*PROMPT*: Gather each line containing the string "为奇函数" from these entries.

(Stored data)
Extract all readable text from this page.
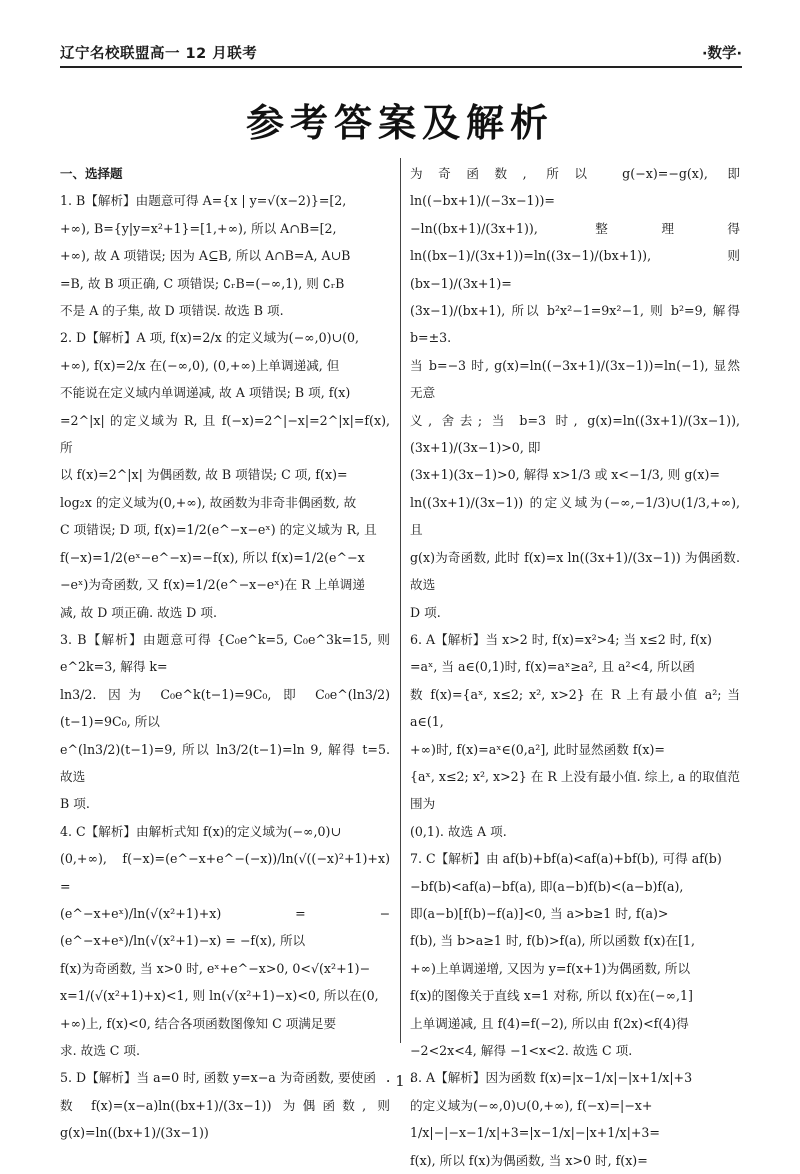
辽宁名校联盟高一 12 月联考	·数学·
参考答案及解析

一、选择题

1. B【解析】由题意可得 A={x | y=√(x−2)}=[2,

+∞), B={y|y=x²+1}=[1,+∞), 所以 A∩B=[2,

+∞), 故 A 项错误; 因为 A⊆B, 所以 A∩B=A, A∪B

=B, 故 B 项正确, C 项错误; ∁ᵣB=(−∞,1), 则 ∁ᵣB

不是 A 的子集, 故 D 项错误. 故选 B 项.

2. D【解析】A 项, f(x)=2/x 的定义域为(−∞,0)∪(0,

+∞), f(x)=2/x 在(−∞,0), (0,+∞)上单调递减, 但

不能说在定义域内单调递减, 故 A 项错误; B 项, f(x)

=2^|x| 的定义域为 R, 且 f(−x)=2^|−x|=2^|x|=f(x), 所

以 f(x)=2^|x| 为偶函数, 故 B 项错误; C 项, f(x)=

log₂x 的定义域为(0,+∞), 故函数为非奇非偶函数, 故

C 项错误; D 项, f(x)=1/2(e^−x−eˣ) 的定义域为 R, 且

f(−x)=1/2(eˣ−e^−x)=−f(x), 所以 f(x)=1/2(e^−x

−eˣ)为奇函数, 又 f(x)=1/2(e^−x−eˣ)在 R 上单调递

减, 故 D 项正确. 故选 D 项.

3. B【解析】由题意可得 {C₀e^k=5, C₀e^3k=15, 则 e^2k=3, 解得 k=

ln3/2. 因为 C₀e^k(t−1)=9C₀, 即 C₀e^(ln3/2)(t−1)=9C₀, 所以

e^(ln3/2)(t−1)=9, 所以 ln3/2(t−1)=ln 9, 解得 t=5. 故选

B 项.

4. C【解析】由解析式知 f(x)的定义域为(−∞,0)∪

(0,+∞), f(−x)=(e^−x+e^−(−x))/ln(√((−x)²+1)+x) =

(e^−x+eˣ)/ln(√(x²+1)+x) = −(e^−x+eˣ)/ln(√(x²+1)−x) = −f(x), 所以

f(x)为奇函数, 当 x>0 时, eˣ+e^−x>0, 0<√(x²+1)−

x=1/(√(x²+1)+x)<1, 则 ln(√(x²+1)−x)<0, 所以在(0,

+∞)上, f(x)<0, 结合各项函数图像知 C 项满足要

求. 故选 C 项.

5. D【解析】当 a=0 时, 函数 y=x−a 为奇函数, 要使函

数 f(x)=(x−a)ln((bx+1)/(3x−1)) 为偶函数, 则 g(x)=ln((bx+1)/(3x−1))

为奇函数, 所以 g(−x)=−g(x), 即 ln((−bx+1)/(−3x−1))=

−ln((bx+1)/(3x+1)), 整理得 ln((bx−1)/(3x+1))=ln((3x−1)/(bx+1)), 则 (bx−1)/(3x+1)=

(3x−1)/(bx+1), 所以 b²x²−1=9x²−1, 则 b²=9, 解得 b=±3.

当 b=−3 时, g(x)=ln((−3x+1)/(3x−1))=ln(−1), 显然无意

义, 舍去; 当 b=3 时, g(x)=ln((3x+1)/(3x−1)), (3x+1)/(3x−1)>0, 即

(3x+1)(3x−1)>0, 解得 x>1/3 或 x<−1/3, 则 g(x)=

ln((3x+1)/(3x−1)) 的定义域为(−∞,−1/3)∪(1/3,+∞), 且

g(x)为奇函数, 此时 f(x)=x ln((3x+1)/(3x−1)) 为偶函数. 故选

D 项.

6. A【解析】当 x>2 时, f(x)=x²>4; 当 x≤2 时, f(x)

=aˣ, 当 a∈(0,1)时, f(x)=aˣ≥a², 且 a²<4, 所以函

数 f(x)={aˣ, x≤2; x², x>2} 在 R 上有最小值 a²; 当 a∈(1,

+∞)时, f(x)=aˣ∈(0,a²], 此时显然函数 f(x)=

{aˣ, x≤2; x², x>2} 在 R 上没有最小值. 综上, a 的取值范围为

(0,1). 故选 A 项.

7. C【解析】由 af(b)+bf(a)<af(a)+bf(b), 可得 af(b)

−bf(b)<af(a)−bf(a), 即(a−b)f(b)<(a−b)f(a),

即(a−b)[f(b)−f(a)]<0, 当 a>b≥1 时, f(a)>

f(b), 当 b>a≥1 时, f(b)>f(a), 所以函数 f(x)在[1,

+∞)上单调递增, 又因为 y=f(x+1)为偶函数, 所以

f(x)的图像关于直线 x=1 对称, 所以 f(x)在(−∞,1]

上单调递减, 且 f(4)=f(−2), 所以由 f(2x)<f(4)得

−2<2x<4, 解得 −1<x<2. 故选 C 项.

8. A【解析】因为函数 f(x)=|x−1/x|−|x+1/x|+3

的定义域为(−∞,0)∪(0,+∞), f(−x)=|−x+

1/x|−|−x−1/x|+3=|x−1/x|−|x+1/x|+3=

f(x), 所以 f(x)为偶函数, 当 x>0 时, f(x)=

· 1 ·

*RESULT OF THIS EXERCISE*:
−eˣ)为奇函数, 又 f(x)=1/2(e^−x−eˣ)在 R 上单调递
f(x)为奇函数, 当 x>0 时, eˣ+e^−x>0, 0<√(x²+1)−
5. D【解析】当 a=0 时, 函数 y=x−a 为奇函数, 要使函
为奇函数, 所以 g(−x)=−g(x), 即 ln((−bx+1)/(−3x−1))=
g(x)为奇函数, 此时 f(x)=x ln((3x+1)/(3x−1)) 为偶函数. 故选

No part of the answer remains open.